**What to work on**
**A)** In the text on growth areas for WebDriver-based solutions, what does the "More unification" point hope to see in the future?
**B)** Pick up the text on growth areas for WebDriver-based solutions from its last sentence and write the next part.

**Document extract**
However, the WebDriver-based solutions also need a lot development efforts. A lot of things are still not covered, a lot of "nice to have" things are missing. So, there's wide range of areas where to grow. Just some of them are:
- Technology expansion - as it was mentioned before there are some quite essential technology areas where WebDriver-based solutions aren't represented. So, if such technologies become more popular there would be some developers who will prepare some solution for testing it. WebDriver is good at that as we already have common interface for communicating between client and server part. Everything else is up to technical implementation
- More unification - currently all previously mentioned WebDriver-based solutions are just separate and independent projects which grow with different velocity. In the future it's good to see some unified solution which combines all of these implementations and it should be provided as a single box.
- Well-developed high-level API - the WebDriver interface is very core part of test automation framework. It provides major solutions but we still require to create some additional abstractions to represent different control types with major interface for interaction with them. Many times when I started the automation project I had to write such layer of abstractions. After some time I've came up with some king of common framework, very likely others did the same. But what if there would be some other unified higher level ported to different languages? Well, it's something worth thinking about as well as such solution can be the basis for the next item.

**Page segmentation data**
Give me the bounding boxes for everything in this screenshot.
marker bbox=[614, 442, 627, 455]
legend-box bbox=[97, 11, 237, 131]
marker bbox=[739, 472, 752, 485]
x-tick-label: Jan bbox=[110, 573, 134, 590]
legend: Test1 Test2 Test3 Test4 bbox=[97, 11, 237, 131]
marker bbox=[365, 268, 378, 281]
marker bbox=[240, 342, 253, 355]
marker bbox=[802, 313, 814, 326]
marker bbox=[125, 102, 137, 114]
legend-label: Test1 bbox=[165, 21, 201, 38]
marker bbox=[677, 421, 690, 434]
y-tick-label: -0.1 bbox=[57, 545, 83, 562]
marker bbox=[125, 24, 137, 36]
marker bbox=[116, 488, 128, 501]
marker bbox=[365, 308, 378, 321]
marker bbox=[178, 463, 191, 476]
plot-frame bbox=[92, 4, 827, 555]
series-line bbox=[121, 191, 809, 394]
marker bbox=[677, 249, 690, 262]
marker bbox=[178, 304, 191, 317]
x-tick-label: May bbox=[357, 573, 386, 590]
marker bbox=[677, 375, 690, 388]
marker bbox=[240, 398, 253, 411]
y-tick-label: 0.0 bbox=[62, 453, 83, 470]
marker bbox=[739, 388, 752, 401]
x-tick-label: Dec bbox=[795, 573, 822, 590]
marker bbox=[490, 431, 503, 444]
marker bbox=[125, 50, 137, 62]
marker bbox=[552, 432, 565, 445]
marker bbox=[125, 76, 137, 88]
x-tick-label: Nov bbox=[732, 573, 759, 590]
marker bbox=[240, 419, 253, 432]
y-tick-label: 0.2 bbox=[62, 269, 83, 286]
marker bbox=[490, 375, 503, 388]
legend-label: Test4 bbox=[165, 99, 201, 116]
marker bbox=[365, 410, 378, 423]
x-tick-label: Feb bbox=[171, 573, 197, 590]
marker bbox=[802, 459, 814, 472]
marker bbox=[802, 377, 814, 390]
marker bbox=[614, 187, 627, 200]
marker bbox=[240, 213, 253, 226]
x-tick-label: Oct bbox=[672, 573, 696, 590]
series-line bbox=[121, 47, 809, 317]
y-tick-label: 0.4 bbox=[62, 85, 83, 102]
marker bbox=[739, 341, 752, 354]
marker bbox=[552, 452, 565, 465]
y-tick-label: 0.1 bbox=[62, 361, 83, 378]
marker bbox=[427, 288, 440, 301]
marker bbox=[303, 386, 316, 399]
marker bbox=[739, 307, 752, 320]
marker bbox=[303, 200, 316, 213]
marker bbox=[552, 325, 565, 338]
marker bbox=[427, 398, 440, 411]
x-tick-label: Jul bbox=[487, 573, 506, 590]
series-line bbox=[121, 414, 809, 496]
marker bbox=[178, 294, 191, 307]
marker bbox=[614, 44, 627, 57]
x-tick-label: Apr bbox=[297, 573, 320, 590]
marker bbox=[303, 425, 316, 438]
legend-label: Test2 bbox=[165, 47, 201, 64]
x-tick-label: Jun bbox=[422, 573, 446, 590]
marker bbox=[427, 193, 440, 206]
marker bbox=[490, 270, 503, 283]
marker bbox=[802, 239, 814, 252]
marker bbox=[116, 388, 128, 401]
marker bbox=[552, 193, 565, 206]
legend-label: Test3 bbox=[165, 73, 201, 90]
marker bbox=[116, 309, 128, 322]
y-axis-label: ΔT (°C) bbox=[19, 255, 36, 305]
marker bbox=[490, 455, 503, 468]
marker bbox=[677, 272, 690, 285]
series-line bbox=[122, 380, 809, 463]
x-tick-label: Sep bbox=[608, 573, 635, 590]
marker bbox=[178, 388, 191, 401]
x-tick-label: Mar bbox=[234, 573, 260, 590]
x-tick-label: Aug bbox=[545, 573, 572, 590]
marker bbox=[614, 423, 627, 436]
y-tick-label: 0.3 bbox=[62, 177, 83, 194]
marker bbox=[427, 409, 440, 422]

**Solved problems**
**A)** A unified solution that combines all the separate WebDriver-based implementations and is provided as a single box.

**B)**
- More or less unified solution for page objects generation and UI elements definition - if you take a look at most of big vendor solutions like QTP, SilkTest, IBM Functional Tester and many others you will see they all have some forms for displaying, modelling UI objects hierarchy with the ability to store such objects map in some resource. That can be either dedicated repository or just another portion of code. Nevertheless, they all definitely have tools for visual modelling of all those page objects where we can select proper identifiers for elements, define which elements we need to be generated and which are not. What do we have for WebDriver-based tools right now? Well, I know Appium has inspector which can view objects hierarchy, also we shouldn't forget about Selenium IDE. What else? Almost nothing! So, we definitely need something more solid in this area as well. Maybe it should be some kind of plugins to different IDEs or it can be some dedicated UI tool based on some IDE (just like IBM Functional Tester was based on Eclipse or Android Studio is based on Intelij IDEA).
WebDriver is the most popular UI test automation framework for many years already and it went far beyond just web testing framework occupying wide range of modern technologies and eating some portion of market out from competitors. The approach itself has been proven useful and WebDriver still has huge potential to grow. It's not just technology coverage but also libraries expansion to higher level API, various helper tools and other things which a typical for big vendor solutions. I expect to see the same around WebDriver.